• [TASK TO COMPLETE] Format the lines below as a JSON list of strings, one string per line, leaving out any blank lines.

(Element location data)
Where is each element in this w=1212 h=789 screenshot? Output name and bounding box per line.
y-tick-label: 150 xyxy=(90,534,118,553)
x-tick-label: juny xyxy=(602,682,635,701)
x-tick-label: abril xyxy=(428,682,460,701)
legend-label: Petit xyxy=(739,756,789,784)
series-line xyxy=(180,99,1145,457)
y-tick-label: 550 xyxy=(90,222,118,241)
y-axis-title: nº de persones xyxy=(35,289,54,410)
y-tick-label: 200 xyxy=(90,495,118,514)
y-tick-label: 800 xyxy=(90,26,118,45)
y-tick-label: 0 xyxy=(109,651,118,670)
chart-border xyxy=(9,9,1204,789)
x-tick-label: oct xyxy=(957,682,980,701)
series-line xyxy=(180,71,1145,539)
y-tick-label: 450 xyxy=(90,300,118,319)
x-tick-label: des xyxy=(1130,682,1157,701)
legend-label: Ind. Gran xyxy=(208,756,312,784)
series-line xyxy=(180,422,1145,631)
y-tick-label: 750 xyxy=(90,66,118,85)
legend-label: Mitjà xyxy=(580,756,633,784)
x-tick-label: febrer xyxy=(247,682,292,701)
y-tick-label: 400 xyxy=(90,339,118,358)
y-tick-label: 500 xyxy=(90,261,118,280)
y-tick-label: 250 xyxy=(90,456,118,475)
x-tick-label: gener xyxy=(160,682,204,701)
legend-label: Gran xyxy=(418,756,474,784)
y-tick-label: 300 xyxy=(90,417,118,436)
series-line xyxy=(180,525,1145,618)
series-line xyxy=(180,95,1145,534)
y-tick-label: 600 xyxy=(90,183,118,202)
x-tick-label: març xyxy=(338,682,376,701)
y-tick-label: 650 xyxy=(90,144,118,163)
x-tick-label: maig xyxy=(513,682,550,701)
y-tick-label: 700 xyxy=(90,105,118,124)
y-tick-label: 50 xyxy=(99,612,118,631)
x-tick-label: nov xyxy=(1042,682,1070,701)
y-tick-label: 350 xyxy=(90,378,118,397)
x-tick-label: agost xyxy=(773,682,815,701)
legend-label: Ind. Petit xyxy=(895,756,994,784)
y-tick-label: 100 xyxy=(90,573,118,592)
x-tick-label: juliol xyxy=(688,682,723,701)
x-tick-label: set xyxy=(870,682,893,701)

• [THE ANSWER]
[
  "Where is each element in this w=1212 h=789 screenshot? Output name and bounding box per line.",
  "y-tick-label: 150 xyxy=(90,534,118,553)",
  "x-tick-label: juny xyxy=(602,682,635,701)",
  "x-tick-label: abril xyxy=(428,682,460,701)",
  "legend-label: Petit xyxy=(739,756,789,784)",
  "series-line xyxy=(180,99,1145,457)",
  "y-tick-label: 550 xyxy=(90,222,118,241)",
  "y-axis-title: nº de persones xyxy=(35,289,54,410)",
  "y-tick-label: 200 xyxy=(90,495,118,514)",
  "y-tick-label: 800 xyxy=(90,26,118,45)",
  "y-tick-label: 0 xyxy=(109,651,118,670)",
  "chart-border xyxy=(9,9,1204,789)",
  "x-tick-label: oct xyxy=(957,682,980,701)",
  "series-line xyxy=(180,71,1145,539)",
  "y-tick-label: 450 xyxy=(90,300,118,319)",
  "x-tick-label: des xyxy=(1130,682,1157,701)",
  "legend-label: Ind. Gran xyxy=(208,756,312,784)",
  "series-line xyxy=(180,422,1145,631)",
  "y-tick-label: 750 xyxy=(90,66,118,85)",
  "legend-label: Mitjà xyxy=(580,756,633,784)",
  "x-tick-label: febrer xyxy=(247,682,292,701)",
  "y-tick-label: 400 xyxy=(90,339,118,358)",
  "y-tick-label: 500 xyxy=(90,261,118,280)",
  "y-tick-label: 250 xyxy=(90,456,118,475)",
  "x-tick-label: gener xyxy=(160,682,204,701)",
  "legend-label: Gran xyxy=(418,756,474,784)",
  "y-tick-label: 300 xyxy=(90,417,118,436)",
  "series-line xyxy=(180,525,1145,618)",
  "series-line xyxy=(180,95,1145,534)",
  "y-tick-label: 600 xyxy=(90,183,118,202)",
  "x-tick-label: març xyxy=(338,682,376,701)",
  "y-tick-label: 650 xyxy=(90,144,118,163)",
  "x-tick-label: maig xyxy=(513,682,550,701)",
  "y-tick-label: 700 xyxy=(90,105,118,124)",
  "y-tick-label: 50 xyxy=(99,612,118,631)",
  "x-tick-label: nov xyxy=(1042,682,1070,701)",
  "y-tick-label: 350 xyxy=(90,378,118,397)",
  "x-tick-label: agost xyxy=(773,682,815,701)",
  "legend-label: Ind. Petit xyxy=(895,756,994,784)",
  "y-tick-label: 100 xyxy=(90,573,118,592)",
  "x-tick-label: juliol xyxy=(688,682,723,701)",
  "x-tick-label: set xyxy=(870,682,893,701)"
]